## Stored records
════

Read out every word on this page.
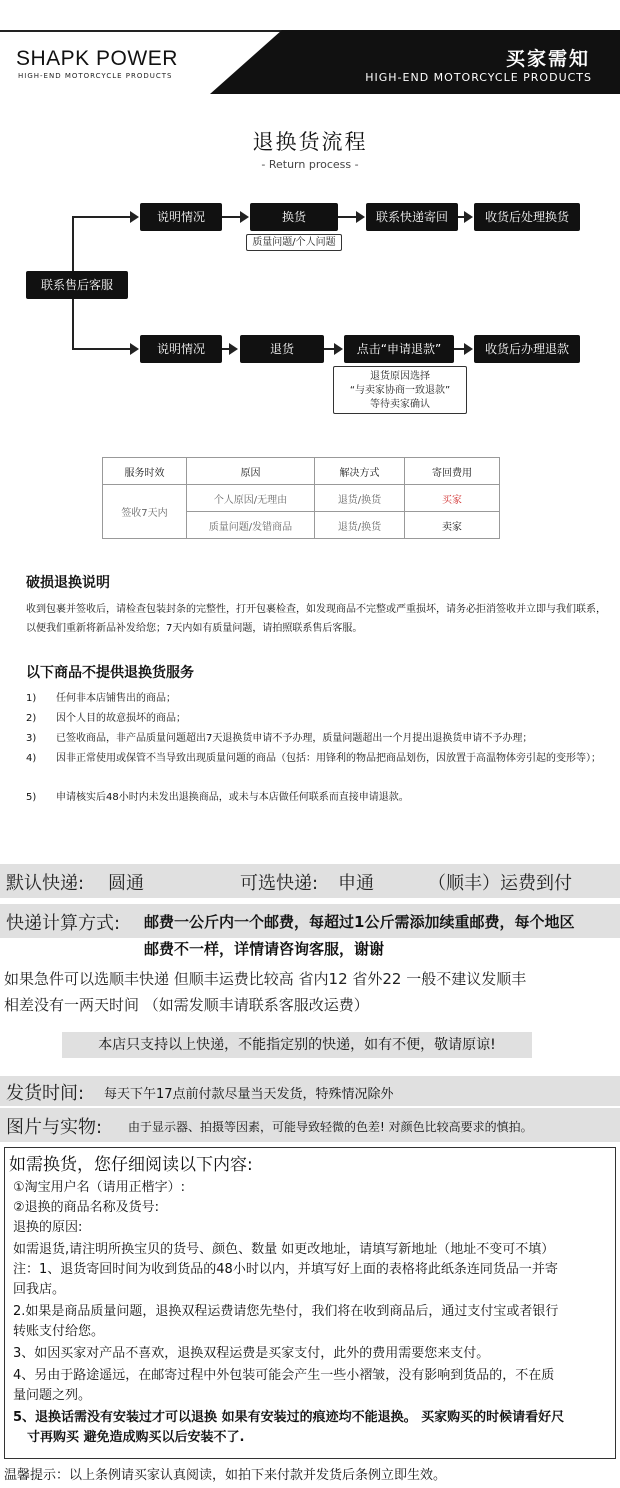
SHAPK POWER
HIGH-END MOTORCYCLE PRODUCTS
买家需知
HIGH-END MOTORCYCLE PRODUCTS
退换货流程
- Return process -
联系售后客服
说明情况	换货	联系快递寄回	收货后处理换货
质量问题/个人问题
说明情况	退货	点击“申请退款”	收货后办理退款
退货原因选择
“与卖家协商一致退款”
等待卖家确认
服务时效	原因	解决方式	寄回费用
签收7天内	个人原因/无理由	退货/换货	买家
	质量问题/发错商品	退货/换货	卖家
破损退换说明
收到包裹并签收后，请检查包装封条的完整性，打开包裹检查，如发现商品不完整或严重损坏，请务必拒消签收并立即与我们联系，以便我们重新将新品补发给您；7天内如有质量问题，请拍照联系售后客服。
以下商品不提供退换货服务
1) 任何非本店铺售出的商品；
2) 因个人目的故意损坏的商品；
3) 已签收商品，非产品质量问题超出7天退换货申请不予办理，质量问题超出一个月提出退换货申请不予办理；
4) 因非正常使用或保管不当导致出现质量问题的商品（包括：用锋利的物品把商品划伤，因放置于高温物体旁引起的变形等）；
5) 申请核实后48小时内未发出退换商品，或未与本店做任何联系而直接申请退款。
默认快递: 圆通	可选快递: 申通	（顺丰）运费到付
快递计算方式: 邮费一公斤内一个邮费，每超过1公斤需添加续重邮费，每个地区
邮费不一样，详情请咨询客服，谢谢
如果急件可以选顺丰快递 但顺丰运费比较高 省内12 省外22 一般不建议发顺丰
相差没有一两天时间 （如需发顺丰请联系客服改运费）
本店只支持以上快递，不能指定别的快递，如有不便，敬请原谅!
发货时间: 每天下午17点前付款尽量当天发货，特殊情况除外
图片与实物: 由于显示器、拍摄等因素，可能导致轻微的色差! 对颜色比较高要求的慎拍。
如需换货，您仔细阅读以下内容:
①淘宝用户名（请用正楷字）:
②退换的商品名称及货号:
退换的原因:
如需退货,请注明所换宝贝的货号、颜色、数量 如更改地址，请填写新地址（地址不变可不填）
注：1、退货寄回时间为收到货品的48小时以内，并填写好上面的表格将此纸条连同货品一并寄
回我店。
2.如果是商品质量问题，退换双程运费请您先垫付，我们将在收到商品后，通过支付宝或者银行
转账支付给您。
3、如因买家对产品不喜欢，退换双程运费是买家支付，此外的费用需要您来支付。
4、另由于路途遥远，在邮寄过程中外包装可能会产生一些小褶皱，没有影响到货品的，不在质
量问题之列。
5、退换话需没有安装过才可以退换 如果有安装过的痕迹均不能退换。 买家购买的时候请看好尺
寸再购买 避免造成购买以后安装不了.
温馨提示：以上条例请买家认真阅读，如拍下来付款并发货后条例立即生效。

════

## Task to complete
Print the complete listing exactly as it stands, without its pictures.

## Solution to this task
Read out every word on this page.
SHAPK POWER
HIGH-END MOTORCYCLE PRODUCTS
买家需知
HIGH-END MOTORCYCLE PRODUCTS
退换货流程
- Return process -
联系售后客服
说明情况	换货	联系快递寄回	收货后处理换货
质量问题/个人问题
说明情况	退货	点击“申请退款”	收货后办理退款
退货原因选择
“与卖家协商一致退款”
等待卖家确认
服务时效	原因	解决方式	寄回费用
签收7天内	个人原因/无理由	退货/换货	买家
	质量问题/发错商品	退货/换货	卖家
破损退换说明
收到包裹并签收后，请检查包装封条的完整性，打开包裹检查，如发现商品不完整或严重损坏，请务必拒消签收并立即与我们联系，以便我们重新将新品补发给您；7天内如有质量问题，请拍照联系售后客服。
以下商品不提供退换货服务
1) 任何非本店铺售出的商品；
2) 因个人目的故意损坏的商品；
3) 已签收商品，非产品质量问题超出7天退换货申请不予办理，质量问题超出一个月提出退换货申请不予办理；
4) 因非正常使用或保管不当导致出现质量问题的商品（包括：用锋利的物品把商品划伤，因放置于高温物体旁引起的变形等）；
5) 申请核实后48小时内未发出退换商品，或未与本店做任何联系而直接申请退款。
默认快递: 圆通	可选快递: 申通	（顺丰）运费到付
快递计算方式: 邮费一公斤内一个邮费，每超过1公斤需添加续重邮费，每个地区
邮费不一样，详情请咨询客服，谢谢
如果急件可以选顺丰快递 但顺丰运费比较高 省内12 省外22 一般不建议发顺丰
相差没有一两天时间 （如需发顺丰请联系客服改运费）
本店只支持以上快递，不能指定别的快递，如有不便，敬请原谅!
发货时间: 每天下午17点前付款尽量当天发货，特殊情况除外
图片与实物: 由于显示器、拍摄等因素，可能导致轻微的色差! 对颜色比较高要求的慎拍。
如需换货，您仔细阅读以下内容:
①淘宝用户名（请用正楷字）:
②退换的商品名称及货号:
退换的原因:
如需退货,请注明所换宝贝的货号、颜色、数量 如更改地址，请填写新地址（地址不变可不填）
注：1、退货寄回时间为收到货品的48小时以内，并填写好上面的表格将此纸条连同货品一并寄
回我店。
2.如果是商品质量问题，退换双程运费请您先垫付，我们将在收到商品后，通过支付宝或者银行
转账支付给您。
3、如因买家对产品不喜欢，退换双程运费是买家支付，此外的费用需要您来支付。
4、另由于路途遥远，在邮寄过程中外包装可能会产生一些小褶皱，没有影响到货品的，不在质
量问题之列。
5、退换话需没有安装过才可以退换 如果有安装过的痕迹均不能退换。 买家购买的时候请看好尺
寸再购买 避免造成购买以后安装不了.
温馨提示：以上条例请买家认真阅读，如拍下来付款并发货后条例立即生效。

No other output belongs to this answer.